> [PASSAGE PROVIDED]

Second, government's unswerving commitment to private enterprise. This has been manifested most clearly by the government's early position on the inefficiency and poor management of parastatals and state-owned enterprises. The privatisation and reform of parastatals and utilities is a process which we began in 1993.
Third, is the regional market. One of the problems of African economies is fragmented markets. A country like Uganda has a population of only 20 million people. In 1956, when the British were still in our country, the population was only about 4 million. It has now grown by five times to 20 million. So if you take that as the economy alone, the market looks small. However, Africa, is a land of 750 million people today: the population has risen from 130 million people at the beginning of this century -- it is going to be 1.4 billion by the year 2025. We have a population of something like 200 million in East Africa (that is Uganda, Kenya, Tanzania, Rwanda, Burundi, Congo and Ethiopia). Therefore, in order to compensate for the small country markets, we have created regional economic organisations: the Common Market for Eastern and Southern Africa (COMESA) and SADC, the one of Southern Africa. But some of the countries of Southern Africa, such as Zambia, Malawi, Tanzania and Congo are also members of COMESA. So, when you invest in Uganda, you will not only target the Ugandan market, but also the regional market. Now, this is very important in a number of areas. When the British were in our country, they were aware, for instance, that we had petroleum in the soil. But at that time, they rightly decided not to pursue the petroleum of Uganda, because Uganda is 1,000 miles from the sea, and it is a land of mountains, difficult to traverse. Therefore, the British rightly reasoned that they should concentrate on petroleum which is near the sea, like in Kuwait, Saudi Arabia, maybe Nigeria and leave alone this petroleum which is inside the continent of Africa. Some business people have been reasoning like this recently -- they think that the economic activity is only for export to overseas. But you can export within the continent also. The people who live in and around Uganda need this oil and I am glad that quite a number of companies have now come to get concessions for prospecting.

> [PROVIDED MATERIAL]
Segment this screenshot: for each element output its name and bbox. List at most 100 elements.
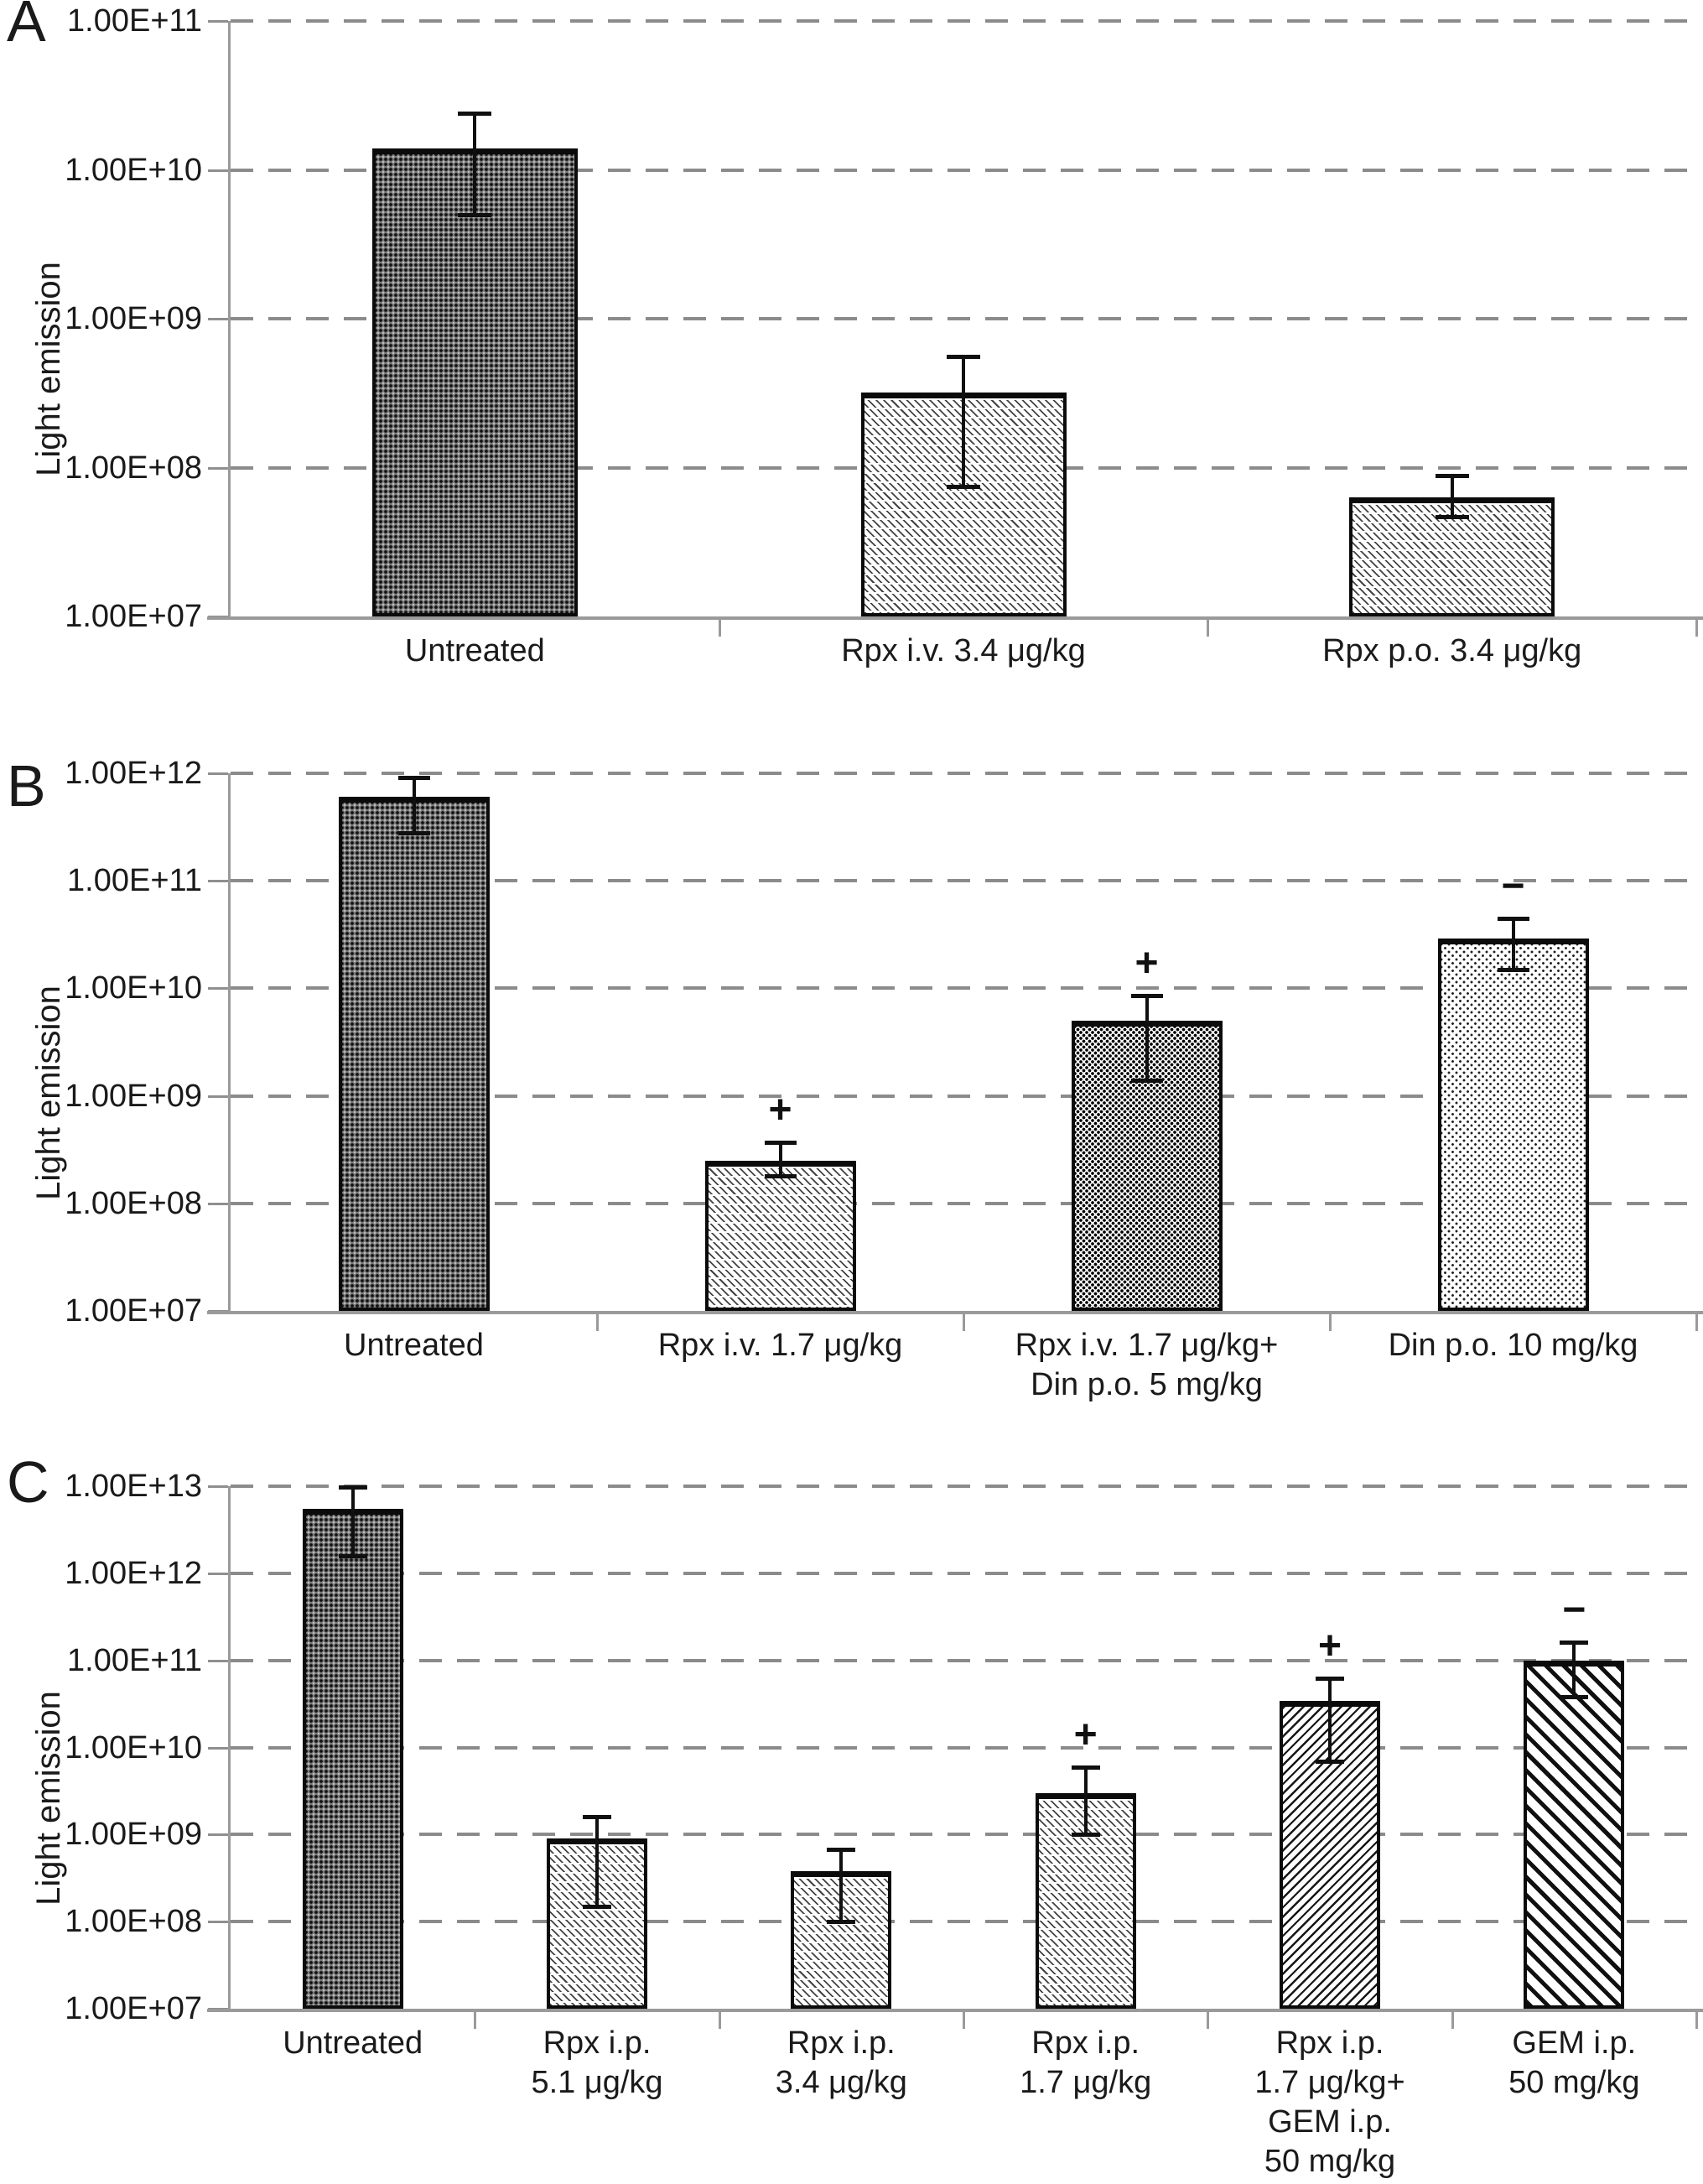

> [THE PROBLEM]
Translate this sentence from the passage on Uganda's economy into Spanish: "One of the problems of African economies is fragmented markets."

> [TASK ANSWER]
Uno de los problemas de las economías africanas son los mercados fragmentados.